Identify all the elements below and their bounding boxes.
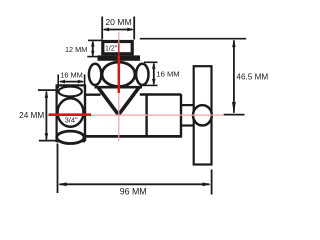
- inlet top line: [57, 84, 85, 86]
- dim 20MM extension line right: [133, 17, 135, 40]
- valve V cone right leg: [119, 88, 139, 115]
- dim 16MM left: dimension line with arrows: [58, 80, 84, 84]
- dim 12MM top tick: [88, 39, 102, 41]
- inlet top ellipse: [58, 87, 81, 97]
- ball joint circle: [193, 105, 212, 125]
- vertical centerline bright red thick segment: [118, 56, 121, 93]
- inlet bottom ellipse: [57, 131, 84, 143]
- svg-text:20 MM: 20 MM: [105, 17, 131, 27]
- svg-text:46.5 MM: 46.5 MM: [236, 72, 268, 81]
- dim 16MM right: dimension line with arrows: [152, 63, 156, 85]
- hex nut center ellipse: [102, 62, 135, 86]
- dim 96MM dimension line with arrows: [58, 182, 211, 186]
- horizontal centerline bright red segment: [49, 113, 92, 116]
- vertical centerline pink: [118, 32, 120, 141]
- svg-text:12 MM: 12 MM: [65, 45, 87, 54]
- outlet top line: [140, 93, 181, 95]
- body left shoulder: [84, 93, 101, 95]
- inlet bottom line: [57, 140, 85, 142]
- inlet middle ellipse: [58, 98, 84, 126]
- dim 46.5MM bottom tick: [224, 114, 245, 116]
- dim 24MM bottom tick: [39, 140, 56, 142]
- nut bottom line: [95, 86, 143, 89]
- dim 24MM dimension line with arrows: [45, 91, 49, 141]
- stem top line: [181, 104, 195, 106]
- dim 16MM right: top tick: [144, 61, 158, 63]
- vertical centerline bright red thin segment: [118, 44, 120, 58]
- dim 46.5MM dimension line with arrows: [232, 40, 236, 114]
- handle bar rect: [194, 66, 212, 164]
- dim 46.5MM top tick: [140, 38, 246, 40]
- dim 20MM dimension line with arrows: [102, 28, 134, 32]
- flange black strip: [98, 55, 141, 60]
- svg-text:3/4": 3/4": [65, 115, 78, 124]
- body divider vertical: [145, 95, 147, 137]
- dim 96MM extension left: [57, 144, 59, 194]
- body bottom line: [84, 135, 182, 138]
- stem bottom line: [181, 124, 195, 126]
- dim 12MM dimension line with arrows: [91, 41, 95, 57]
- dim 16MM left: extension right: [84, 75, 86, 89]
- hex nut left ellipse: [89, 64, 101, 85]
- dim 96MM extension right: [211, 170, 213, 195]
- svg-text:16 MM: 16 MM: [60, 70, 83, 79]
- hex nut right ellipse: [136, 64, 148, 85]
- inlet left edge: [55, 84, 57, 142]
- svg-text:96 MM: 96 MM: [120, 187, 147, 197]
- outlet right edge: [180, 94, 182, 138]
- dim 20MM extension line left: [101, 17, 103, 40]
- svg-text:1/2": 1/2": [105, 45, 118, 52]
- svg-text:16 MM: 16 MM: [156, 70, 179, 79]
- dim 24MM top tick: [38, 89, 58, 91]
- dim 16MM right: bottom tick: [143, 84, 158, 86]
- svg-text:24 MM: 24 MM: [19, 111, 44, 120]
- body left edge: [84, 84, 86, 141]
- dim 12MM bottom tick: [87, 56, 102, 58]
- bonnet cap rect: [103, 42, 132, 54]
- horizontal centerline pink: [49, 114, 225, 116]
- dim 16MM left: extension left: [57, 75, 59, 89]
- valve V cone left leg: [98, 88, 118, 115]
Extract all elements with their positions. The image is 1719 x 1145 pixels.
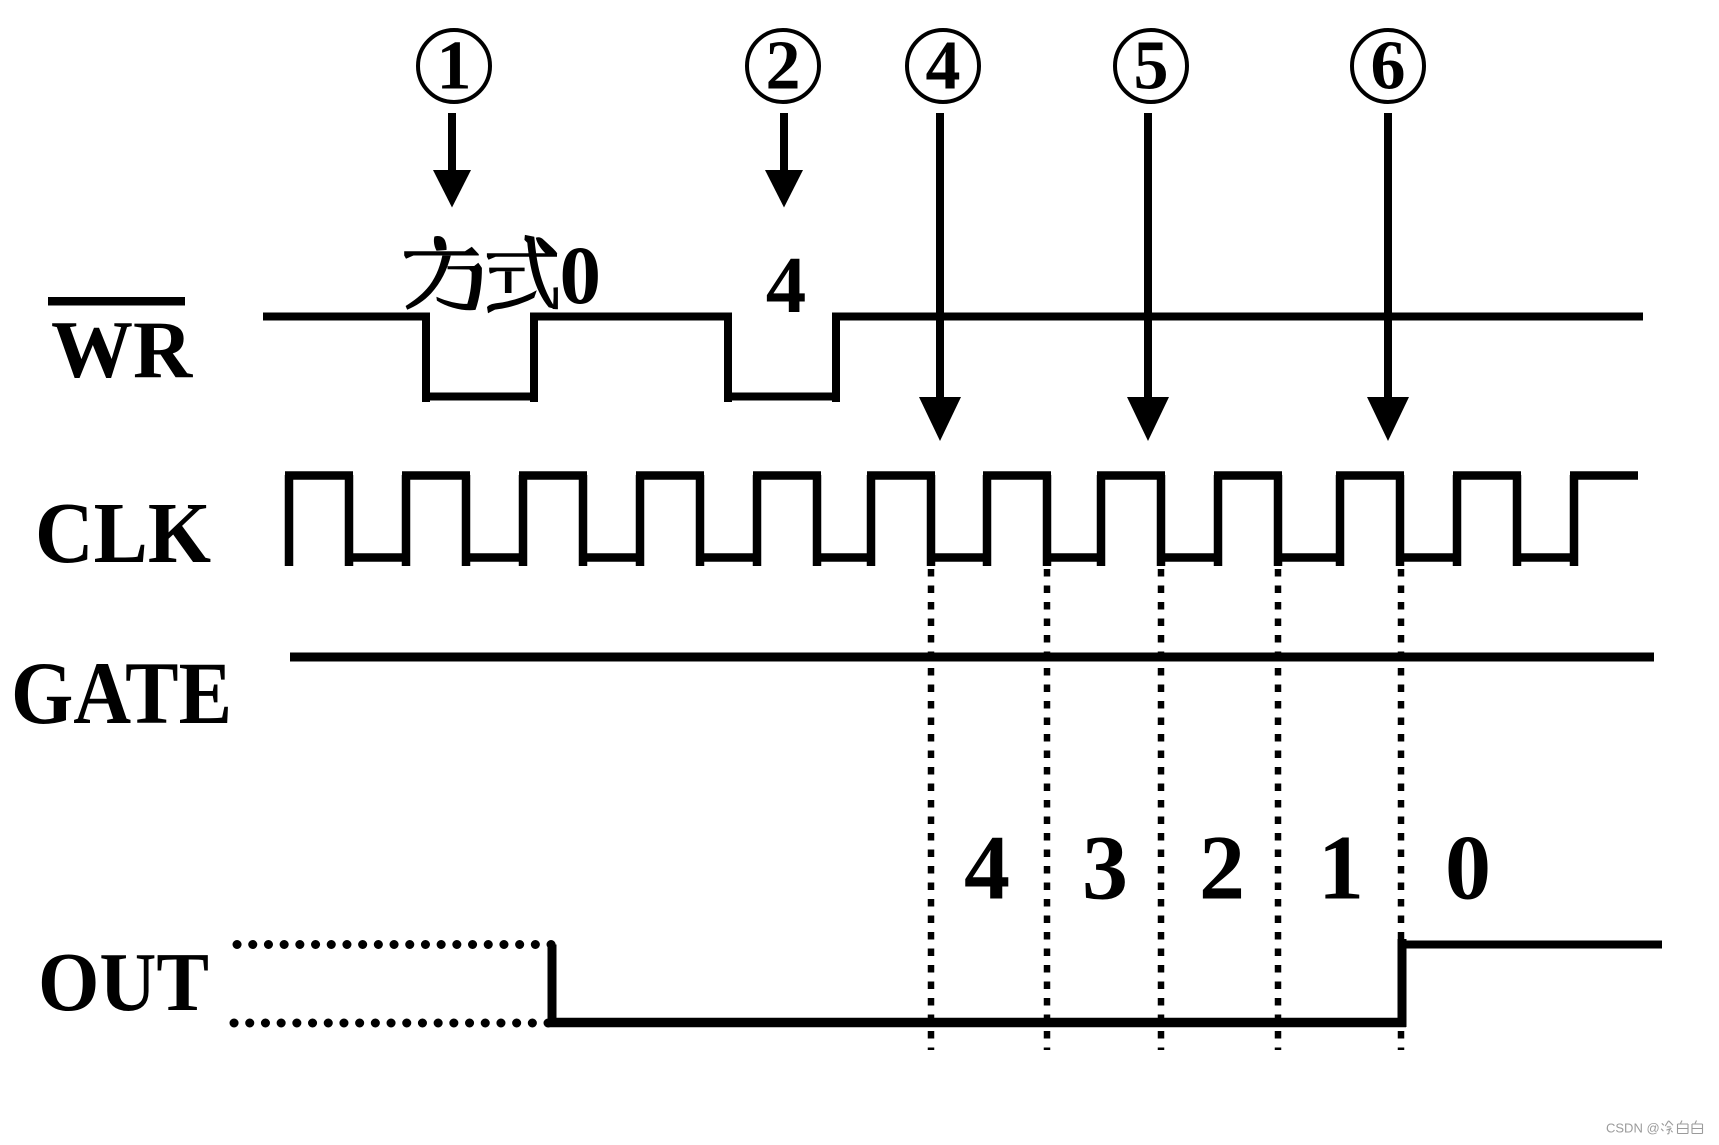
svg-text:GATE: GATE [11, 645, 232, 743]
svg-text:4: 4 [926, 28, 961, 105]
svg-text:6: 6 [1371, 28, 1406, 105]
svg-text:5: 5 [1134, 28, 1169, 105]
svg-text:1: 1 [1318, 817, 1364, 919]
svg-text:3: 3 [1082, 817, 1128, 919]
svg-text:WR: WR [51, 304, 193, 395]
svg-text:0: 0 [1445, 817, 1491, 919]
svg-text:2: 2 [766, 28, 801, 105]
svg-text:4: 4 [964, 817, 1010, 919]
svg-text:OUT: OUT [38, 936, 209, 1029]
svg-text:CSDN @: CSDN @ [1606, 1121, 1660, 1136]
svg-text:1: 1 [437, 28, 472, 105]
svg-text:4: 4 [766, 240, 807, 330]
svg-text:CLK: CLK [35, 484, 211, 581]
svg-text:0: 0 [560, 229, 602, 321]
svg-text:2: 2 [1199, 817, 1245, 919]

Task to complete:
Copy the lines of the listing above exactly, from the line containing "svg-text:GATE: GATE [11, 645, 232, 743]" through the line containing "svg-text:WR: WR [51, 304, 193, 395]", with both of those lines included.

Result of the task:
svg-text:GATE: GATE [11, 645, 232, 743]
svg-text:4: 4 [926, 28, 961, 105]
svg-text:6: 6 [1371, 28, 1406, 105]
svg-text:5: 5 [1134, 28, 1169, 105]
svg-text:1: 1 [1318, 817, 1364, 919]
svg-text:3: 3 [1082, 817, 1128, 919]
svg-text:WR: WR [51, 304, 193, 395]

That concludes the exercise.